* [Task input]
☆ ☆ ☆ ☆ ☆
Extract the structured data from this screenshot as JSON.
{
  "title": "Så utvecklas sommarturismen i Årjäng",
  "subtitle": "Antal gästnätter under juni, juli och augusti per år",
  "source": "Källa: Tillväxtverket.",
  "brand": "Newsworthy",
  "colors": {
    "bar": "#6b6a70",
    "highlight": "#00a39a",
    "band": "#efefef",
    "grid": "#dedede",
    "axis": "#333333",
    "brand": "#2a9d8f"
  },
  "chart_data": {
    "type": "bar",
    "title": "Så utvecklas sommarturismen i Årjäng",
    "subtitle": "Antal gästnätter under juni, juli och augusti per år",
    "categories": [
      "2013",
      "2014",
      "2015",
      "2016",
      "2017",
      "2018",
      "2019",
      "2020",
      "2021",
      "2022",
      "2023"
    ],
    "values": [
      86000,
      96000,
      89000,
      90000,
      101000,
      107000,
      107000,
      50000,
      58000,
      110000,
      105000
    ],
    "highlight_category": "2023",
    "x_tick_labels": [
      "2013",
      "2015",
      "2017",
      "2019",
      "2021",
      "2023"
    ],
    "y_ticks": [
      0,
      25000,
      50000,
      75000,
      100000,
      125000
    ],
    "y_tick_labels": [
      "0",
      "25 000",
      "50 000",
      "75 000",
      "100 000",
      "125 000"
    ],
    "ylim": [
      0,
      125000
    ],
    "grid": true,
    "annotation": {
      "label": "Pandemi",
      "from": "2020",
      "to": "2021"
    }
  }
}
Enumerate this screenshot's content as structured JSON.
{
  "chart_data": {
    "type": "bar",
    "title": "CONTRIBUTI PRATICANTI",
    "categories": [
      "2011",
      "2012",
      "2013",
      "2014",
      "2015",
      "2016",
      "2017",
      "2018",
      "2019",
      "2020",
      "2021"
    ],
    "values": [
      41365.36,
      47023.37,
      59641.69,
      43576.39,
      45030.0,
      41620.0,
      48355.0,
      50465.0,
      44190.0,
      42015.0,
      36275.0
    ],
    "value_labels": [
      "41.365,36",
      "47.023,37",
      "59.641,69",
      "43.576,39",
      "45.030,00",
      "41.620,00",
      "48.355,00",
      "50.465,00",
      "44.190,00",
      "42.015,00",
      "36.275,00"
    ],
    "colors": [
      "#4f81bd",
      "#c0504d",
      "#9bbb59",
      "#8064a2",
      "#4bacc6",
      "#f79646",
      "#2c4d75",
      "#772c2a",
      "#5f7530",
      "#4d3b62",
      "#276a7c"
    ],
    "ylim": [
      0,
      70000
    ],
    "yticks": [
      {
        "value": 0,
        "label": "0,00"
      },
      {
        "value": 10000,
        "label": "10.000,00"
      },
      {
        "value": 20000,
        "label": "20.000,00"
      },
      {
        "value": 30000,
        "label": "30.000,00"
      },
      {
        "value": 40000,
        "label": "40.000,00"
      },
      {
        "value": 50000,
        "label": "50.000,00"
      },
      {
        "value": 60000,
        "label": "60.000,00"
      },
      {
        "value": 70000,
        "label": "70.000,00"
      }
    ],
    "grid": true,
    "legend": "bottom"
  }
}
☆ ☆ ☆ ☆ ☆
* [Exercise]
Filter the records above for lines containing the word "from", and copy those lines.

* [Output for this exercise]
Extract the structured data from this screenshot as JSON.
      "from": "2020",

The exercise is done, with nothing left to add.